[Source data]

↓↓↓

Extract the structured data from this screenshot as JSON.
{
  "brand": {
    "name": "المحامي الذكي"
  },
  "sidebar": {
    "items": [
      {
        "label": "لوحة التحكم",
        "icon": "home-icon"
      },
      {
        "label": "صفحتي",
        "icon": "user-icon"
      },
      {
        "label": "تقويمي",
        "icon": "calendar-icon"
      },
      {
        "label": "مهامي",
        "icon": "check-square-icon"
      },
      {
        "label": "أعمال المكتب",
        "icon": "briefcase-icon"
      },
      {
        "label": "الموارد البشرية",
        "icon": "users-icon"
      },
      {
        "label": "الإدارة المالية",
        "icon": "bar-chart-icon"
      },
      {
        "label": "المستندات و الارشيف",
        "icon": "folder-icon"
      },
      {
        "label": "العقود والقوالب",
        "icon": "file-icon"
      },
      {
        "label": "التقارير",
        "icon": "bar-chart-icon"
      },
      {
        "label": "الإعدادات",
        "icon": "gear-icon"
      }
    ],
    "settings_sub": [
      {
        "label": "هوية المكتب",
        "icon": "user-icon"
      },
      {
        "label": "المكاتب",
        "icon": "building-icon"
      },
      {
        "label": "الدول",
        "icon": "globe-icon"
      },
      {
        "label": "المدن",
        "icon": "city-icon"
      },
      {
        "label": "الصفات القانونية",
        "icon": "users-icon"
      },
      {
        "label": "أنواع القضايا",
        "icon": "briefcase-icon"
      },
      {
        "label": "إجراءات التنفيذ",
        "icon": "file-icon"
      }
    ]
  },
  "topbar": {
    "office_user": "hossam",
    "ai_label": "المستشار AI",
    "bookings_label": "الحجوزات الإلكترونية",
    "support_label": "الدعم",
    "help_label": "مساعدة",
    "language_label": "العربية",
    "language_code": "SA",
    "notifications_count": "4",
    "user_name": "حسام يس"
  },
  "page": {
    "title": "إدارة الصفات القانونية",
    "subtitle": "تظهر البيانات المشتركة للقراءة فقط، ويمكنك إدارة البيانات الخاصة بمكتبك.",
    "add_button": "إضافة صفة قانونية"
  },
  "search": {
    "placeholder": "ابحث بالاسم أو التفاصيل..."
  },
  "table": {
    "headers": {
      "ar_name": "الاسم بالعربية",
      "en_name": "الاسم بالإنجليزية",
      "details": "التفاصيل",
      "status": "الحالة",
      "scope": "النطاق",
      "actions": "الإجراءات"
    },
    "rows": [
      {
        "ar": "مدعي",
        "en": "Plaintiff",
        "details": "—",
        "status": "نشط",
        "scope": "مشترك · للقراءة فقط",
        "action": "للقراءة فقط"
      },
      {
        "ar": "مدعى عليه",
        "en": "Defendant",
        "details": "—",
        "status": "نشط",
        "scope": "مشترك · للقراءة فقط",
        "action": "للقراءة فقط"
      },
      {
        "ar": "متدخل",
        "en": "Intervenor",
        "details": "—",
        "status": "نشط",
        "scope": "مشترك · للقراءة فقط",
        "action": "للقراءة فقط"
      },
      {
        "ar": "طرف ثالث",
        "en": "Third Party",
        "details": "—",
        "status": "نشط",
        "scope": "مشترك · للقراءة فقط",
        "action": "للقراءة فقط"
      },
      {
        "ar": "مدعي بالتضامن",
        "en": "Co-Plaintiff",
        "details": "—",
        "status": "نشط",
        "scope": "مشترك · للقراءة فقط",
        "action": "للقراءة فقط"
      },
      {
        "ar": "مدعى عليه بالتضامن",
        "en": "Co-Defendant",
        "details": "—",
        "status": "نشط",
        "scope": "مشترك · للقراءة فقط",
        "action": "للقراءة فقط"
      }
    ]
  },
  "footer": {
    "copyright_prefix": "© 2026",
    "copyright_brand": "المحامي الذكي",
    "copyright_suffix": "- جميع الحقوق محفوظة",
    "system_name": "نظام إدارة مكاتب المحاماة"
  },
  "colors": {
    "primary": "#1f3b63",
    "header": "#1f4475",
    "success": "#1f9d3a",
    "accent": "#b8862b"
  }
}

↑↑↑

• WHAT YOU SHOULD DO: Reproduce every line of the material above exactly.

• ANSWER FOR THE TASK:
Extract the structured data from this screenshot as JSON.
{
  "brand": {
    "name": "المحامي الذكي"
  },
  "sidebar": {
    "items": [
      {
        "label": "لوحة التحكم",
        "icon": "home-icon"
      },
      {
        "label": "صفحتي",
        "icon": "user-icon"
      },
      {
        "label": "تقويمي",
        "icon": "calendar-icon"
      },
      {
        "label": "مهامي",
        "icon": "check-square-icon"
      },
      {
        "label": "أعمال المكتب",
        "icon": "briefcase-icon"
      },
      {
        "label": "الموارد البشرية",
        "icon": "users-icon"
      },
      {
        "label": "الإدارة المالية",
        "icon": "bar-chart-icon"
      },
      {
        "label": "المستندات و الارشيف",
        "icon": "folder-icon"
      },
      {
        "label": "العقود والقوالب",
        "icon": "file-icon"
      },
      {
        "label": "التقارير",
        "icon": "bar-chart-icon"
      },
      {
        "label": "الإعدادات",
        "icon": "gear-icon"
      }
    ],
    "settings_sub": [
      {
        "label": "هوية المكتب",
        "icon": "user-icon"
      },
      {
        "label": "المكاتب",
        "icon": "building-icon"
      },
      {
        "label": "الدول",
        "icon": "globe-icon"
      },
      {
        "label": "المدن",
        "icon": "city-icon"
      },
      {
        "label": "الصفات القانونية",
        "icon": "users-icon"
      },
      {
        "label": "أنواع القضايا",
        "icon": "briefcase-icon"
      },
      {
        "label": "إجراءات التنفيذ",
        "icon": "file-icon"
      }
    ]
  },
  "topbar": {
    "office_user": "hossam",
    "ai_label": "المستشار AI",
    "bookings_label": "الحجوزات الإلكترونية",
    "support_label": "الدعم",
    "help_label": "مساعدة",
    "language_label": "العربية",
    "language_code": "SA",
    "notifications_count": "4",
    "user_name": "حسام يس"
  },
  "page": {
    "title": "إدارة الصفات القانونية",
    "subtitle": "تظهر البيانات المشتركة للقراءة فقط، ويمكنك إدارة البيانات الخاصة بمكتبك.",
    "add_button": "إضافة صفة قانونية"
  },
  "search": {
    "placeholder": "ابحث بالاسم أو التفاصيل..."
  },
  "table": {
    "headers": {
      "ar_name": "الاسم بالعربية",
      "en_name": "الاسم بالإنجليزية",
      "details": "التفاصيل",
      "status": "الحالة",
      "scope": "النطاق",
      "actions": "الإجراءات"
    },
    "rows": [
      {
        "ar": "مدعي",
        "en": "Plaintiff",
        "details": "—",
        "status": "نشط",
        "scope": "مشترك · للقراءة فقط",
        "action": "للقراءة فقط"
      },
      {
        "ar": "مدعى عليه",
        "en": "Defendant",
        "details": "—",
        "status": "نشط",
        "scope": "مشترك · للقراءة فقط",
        "action": "للقراءة فقط"
      },
      {
        "ar": "متدخل",
        "en": "Intervenor",
        "details": "—",
        "status": "نشط",
        "scope": "مشترك · للقراءة فقط",
        "action": "للقراءة فقط"
      },
      {
        "ar": "طرف ثالث",
        "en": "Third Party",
        "details": "—",
        "status": "نشط",
        "scope": "مشترك · للقراءة فقط",
        "action": "للقراءة فقط"
      },
      {
        "ar": "مدعي بالتضامن",
        "en": "Co-Plaintiff",
        "details": "—",
        "status": "نشط",
        "scope": "مشترك · للقراءة فقط",
        "action": "للقراءة فقط"
      },
      {
        "ar": "مدعى عليه بالتضامن",
        "en": "Co-Defendant",
        "details": "—",
        "status": "نشط",
        "scope": "مشترك · للقراءة فقط",
        "action": "للقراءة فقط"
      }
    ]
  },
  "footer": {
    "copyright_prefix": "© 2026",
    "copyright_brand": "المحامي الذكي",
    "copyright_suffix": "- جميع الحقوق محفوظة",
    "system_name": "نظام إدارة مكاتب المحاماة"
  },
  "colors": {
    "primary": "#1f3b63",
    "header": "#1f4475",
    "success": "#1f9d3a",
    "accent": "#b8862b"
  }
}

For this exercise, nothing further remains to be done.